Find the lines with "аппарате" in them and copy them out.

===== PROVIDED ENTRIES

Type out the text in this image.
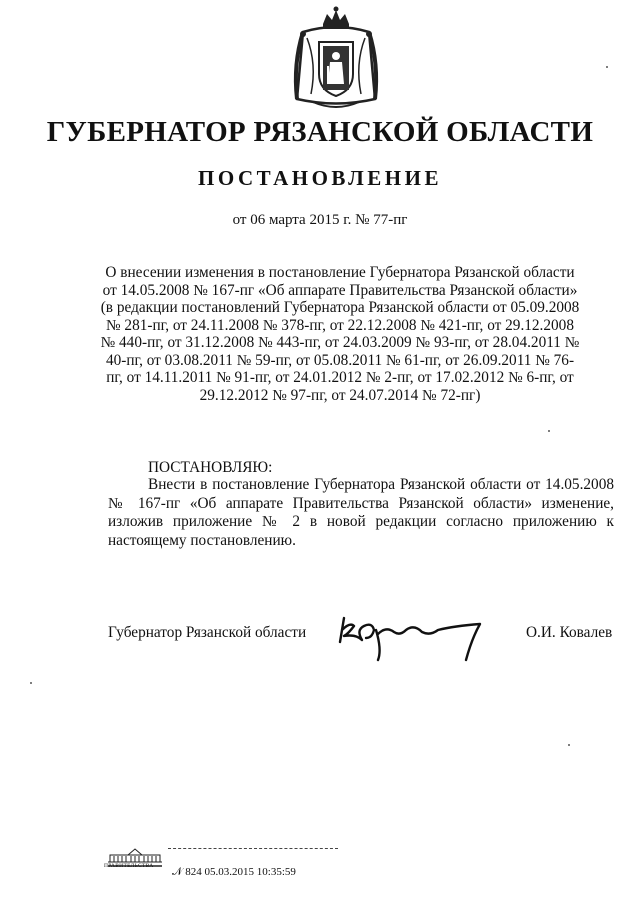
ГУБЕРНАТОР РЯЗАНСКОЙ ОБЛАСТИ
ПОСТАНОВЛЕНИЕ
от 06 марта 2015 г. № 77-пг
О внесении изменения в постановление Губернатора Рязанской области от 14.05.2008 № 167-пг «Об аппарате Правительства Рязанской области» (в редакции постановлений Губернатора Рязанской области от 05.09.2008 № 281-пг, от 24.11.2008 № 378-пг, от 22.12.2008 № 421-пг, от 29.12.2008 № 440-пг, от 31.12.2008 № 443-пг, от 24.03.2009 № 93-пг, от 28.04.2011 № 40-пг, от 03.08.2011 № 59-пг, от 05.08.2011 № 61-пг, от 26.09.2011 № 76-пг, от 14.11.2011 № 91-пг, от 24.01.2012 № 2-пг, от 17.02.2012 № 6-пг, от 29.12.2012 № 97-пг, от 24.07.2014 № 72-пг)
ПОСТАНОВЛЯЮ:

Внести в постановление Губернатора Рязанской области от 14.05.2008 № 167-пг «Об аппарате Правительства Рязанской области» изменение, изложив приложение № 2 в новой редакции согласно приложению к настоящему постановлению.

Губернатор Рязанской области	О.И. Ковалев
ПРАВИТЕЛЬСТВА 𝒩 824 05.03.2015 10:35:59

==========

_THE RESULT_:
О внесении изменения в постановление Губернатора Рязанской области от 14.05.2008 № 167-пг «Об аппарате Правительства Рязанской области» (в редакции постановлений Губернатора Рязанской области от 05.09.2008 № 281-пг, от 24.11.2008 № 378-пг, от 22.12.2008 № 421-пг, от 29.12.2008 № 440-пг, от 31.12.2008 № 443-пг, от 24.03.2009 № 93-пг, от 28.04.2011 № 40-пг, от 03.08.2011 № 59-пг, от 05.08.2011 № 61-пг, от 26.09.2011 № 76-пг, от 14.11.2011 № 91-пг, от 24.01.2012 № 2-пг, от 17.02.2012 № 6-пг, от 29.12.2012 № 97-пг, от 24.07.2014 № 72-пг)
Внести в постановление Губернатора Рязанской области от 14.05.2008 № 167-пг «Об аппарате Правительства Рязанской области» изменение, изложив приложение № 2 в новой редакции согласно приложению к настоящему постановлению.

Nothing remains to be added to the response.